Element by element square root.

Returns :

out : larry

Returns a copy with square root of x values.

Examples

>>> y = larry([1, 4, 9])
>>> y.sqrt()
label_0
    0
    1
    2
x
array([ 1.,  2.,  3.])

larry.sign()

Element by element sign of the element.

Returns -1 if x < 0; 0 if x == 0, and 1 if x > 0.

Returns :

out : larry

Returns a copy with the sign of the values.

Examples

>>> y = larry([-1, 2, -3, 4])
>>> y.sign()
label_0
    0
    1
    2
    3
x
array([-1,  1, -1,  1])

larry.power(q)

Element by element x**q.

Parameters :

q : scalar

The power to raise to.

Returns :

out : larry

Returns a copy with x values to the qth power.

Examples

>>> y = larry([1, 2, 3])
>>> y.power(2)
label_0
    0
    1
    2
x
array([1, 4, 9])

larry.cumsum(axis)

Cumulative sum, ignoring NaNs.

Parameters :

axis : int

axis to cumsum along, no default. None is not allowed.

Returns :

out : larry

Returns a copy with cumsum along axis.

Raises :

ValueError :

If axis is None.

See also

la.larry.sum
Sum of values along axis, ignoring NaNs.

Notes

NaNs are ignored except for when all elements in a cumsum are NaN. In that case, a NaN is returned.

Examples

>>> y = larry([1, 2, 3])
>>> y.cumsum(axis=0)
label_0
    0
    1
    2
x
array([1, 3, 6])

> _INFORMATION PROVIDED_

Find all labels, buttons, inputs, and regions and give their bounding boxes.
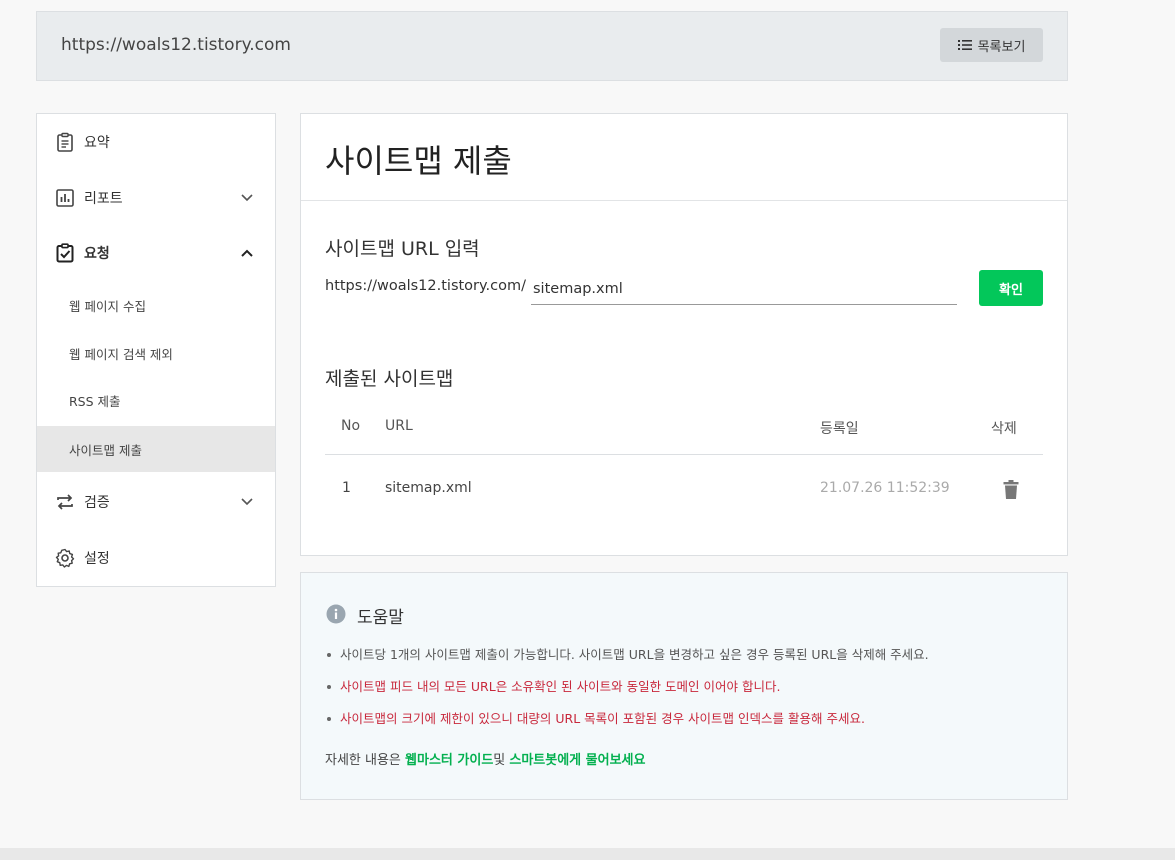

> _EXERCISE_
Summarize the larry documentation excerpt in two sentences. Rely solely on the larry documentation excerpt, not on the data.

> _RESULT FOR THIS TASK_
The excerpt documents element-by-element larry methods for square root, sign (returning -1, 0, or 1), and raising values to a scalar power q, each of which returns a copy of the larry. It also describes cumsum, which computes a cumulative sum along a required axis while ignoring NaNs, raises a ValueError if axis is None, and returns a NaN when all elements in a cumsum are NaN.